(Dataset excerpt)
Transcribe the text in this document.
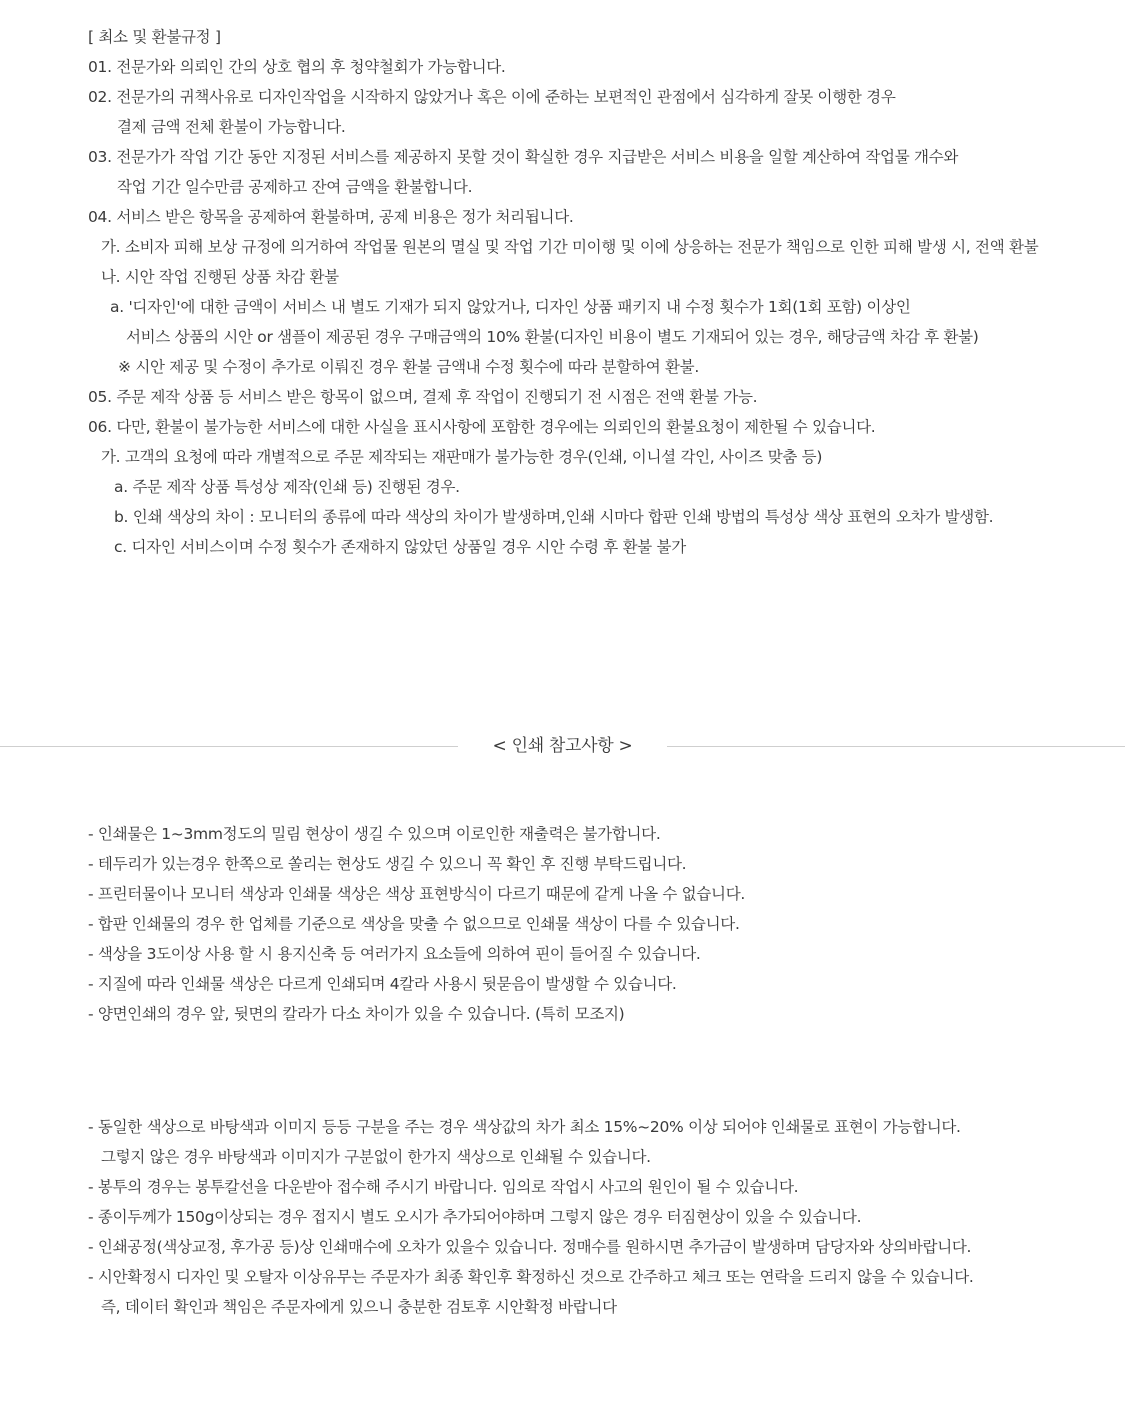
[ 최소 및 환불규정 ]
01. 전문가와 의뢰인 간의 상호 협의 후 청약철회가 가능합니다.
02. 전문가의 귀책사유로 디자인작업을 시작하지 않았거나 혹은 이에 준하는 보편적인 관점에서 심각하게 잘못 이행한 경우
결제 금액 전체 환불이 가능합니다.
03. 전문가가 작업 기간 동안 지정된 서비스를 제공하지 못할 것이 확실한 경우 지급받은 서비스 비용을 일할 계산하여 작업물 개수와
작업 기간 일수만큼 공제하고 잔여 금액을 환불합니다.
04. 서비스 받은 항목을 공제하여 환불하며, 공제 비용은 정가 처리됩니다.
가. 소비자 피해 보상 규정에 의거하여 작업물 원본의 멸실 및 작업 기간 미이행 및 이에 상응하는 전문가 책임으로 인한 피해 발생 시, 전액 환불
나. 시안 작업 진행된 상품 차감 환불
a. '디자인'에 대한 금액이 서비스 내 별도 기재가 되지 않았거나, 디자인 상품 패키지 내 수정 횟수가 1회(1회 포함) 이상인
서비스 상품의 시안 or 샘플이 제공된 경우 구매금액의 10% 환불(디자인 비용이 별도 기재되어 있는 경우, 해당금액 차감 후 환불)
※ 시안 제공 및 수정이 추가로 이뤄진 경우 환불 금액내 수정 횟수에 따라 분할하여 환불.
05. 주문 제작 상품 등 서비스 받은 항목이 없으며, 결제 후 작업이 진행되기 전 시점은 전액 환불 가능.
06. 다만, 환불이 불가능한 서비스에 대한 사실을 표시사항에 포함한 경우에는 의뢰인의 환불요청이 제한될 수 있습니다.
가. 고객의 요청에 따라 개별적으로 주문 제작되는 재판매가 불가능한 경우(인쇄, 이니셜 각인, 사이즈 맞춤 등)
a. 주문 제작 상품 특성상 제작(인쇄 등) 진행된 경우.
b. 인쇄 색상의 차이 : 모니터의 종류에 따라 색상의 차이가 발생하며,인쇄 시마다 합판 인쇄 방법의 특성상 색상 표현의 오차가 발생함.
c. 디자인 서비스이며 수정 횟수가 존재하지 않았던 상품일 경우 시안 수령 후 환불 불가
< 인쇄 참고사항 >
- 인쇄물은 1~3mm정도의 밀림 현상이 생길 수 있으며 이로인한 재출력은 불가합니다.
- 테두리가 있는경우 한쪽으로 쏠리는 현상도 생길 수 있으니 꼭 확인 후 진행 부탁드립니다.
- 프린터물이나 모니터 색상과 인쇄물 색상은 색상 표현방식이 다르기 때문에 같게 나올 수 없습니다.
- 합판 인쇄물의 경우 한 업체를 기준으로 색상을 맞출 수 없으므로 인쇄물 색상이 다를 수 있습니다.
- 색상을 3도이상 사용 할 시 용지신축 등 여러가지 요소들에 의하여 핀이 들어질 수 있습니다.
- 지질에 따라 인쇄물 색상은 다르게 인쇄되며 4칼라 사용시 뒷묻음이 발생할 수 있습니다.
- 양면인쇄의 경우 앞, 뒷면의 칼라가 다소 차이가 있을 수 있습니다. (특히 모조지)
- 동일한 색상으로 바탕색과 이미지 등등 구분을 주는 경우 색상값의 차가 최소 15%~20% 이상 되어야 인쇄물로 표현이 가능합니다.
그렇지 않은 경우 바탕색과 이미지가 구분없이 한가지 색상으로 인쇄될 수 있습니다.
- 봉투의 경우는 봉투칼선을 다운받아 접수해 주시기 바랍니다. 임의로 작업시 사고의 원인이 될 수 있습니다.
- 종이두께가 150g이상되는 경우 접지시 별도 오시가 추가되어야하며 그렇지 않은 경우 터짐현상이 있을 수 있습니다.
- 인쇄공정(색상교정, 후가공 등)상 인쇄매수에 오차가 있을수 있습니다. 정매수를 원하시면 추가금이 발생하며 담당자와 상의바랍니다.
- 시안확정시 디자인 및 오탈자 이상유무는 주문자가 최종 확인후 확정하신 것으로 간주하고 체크 또는 연락을 드리지 않을 수 있습니다.
즉, 데이터 확인과 책임은 주문자에게 있으니 충분한 검토후 시안확정 바랍니다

**Stated problem**.
Find every line that holds "있습니다" and copy it.

**Output**.
06. 다만, 환불이 불가능한 서비스에 대한 사실을 표시사항에 포함한 경우에는 의뢰인의 환불요청이 제한될 수 있습니다.
- 합판 인쇄물의 경우 한 업체를 기준으로 색상을 맞출 수 없으므로 인쇄물 색상이 다를 수 있습니다.
- 색상을 3도이상 사용 할 시 용지신축 등 여러가지 요소들에 의하여 핀이 들어질 수 있습니다.
- 지질에 따라 인쇄물 색상은 다르게 인쇄되며 4칼라 사용시 뒷묻음이 발생할 수 있습니다.
- 양면인쇄의 경우 앞, 뒷면의 칼라가 다소 차이가 있을 수 있습니다. (특히 모조지)
그렇지 않은 경우 바탕색과 이미지가 구분없이 한가지 색상으로 인쇄될 수 있습니다.
- 봉투의 경우는 봉투칼선을 다운받아 접수해 주시기 바랍니다. 임의로 작업시 사고의 원인이 될 수 있습니다.
- 종이두께가 150g이상되는 경우 접지시 별도 오시가 추가되어야하며 그렇지 않은 경우 터짐현상이 있을 수 있습니다.
- 인쇄공정(색상교정, 후가공 등)상 인쇄매수에 오차가 있을수 있습니다. 정매수를 원하시면 추가금이 발생하며 담당자와 상의바랍니다.
- 시안확정시 디자인 및 오탈자 이상유무는 주문자가 최종 확인후 확정하신 것으로 간주하고 체크 또는 연락을 드리지 않을 수 있습니다.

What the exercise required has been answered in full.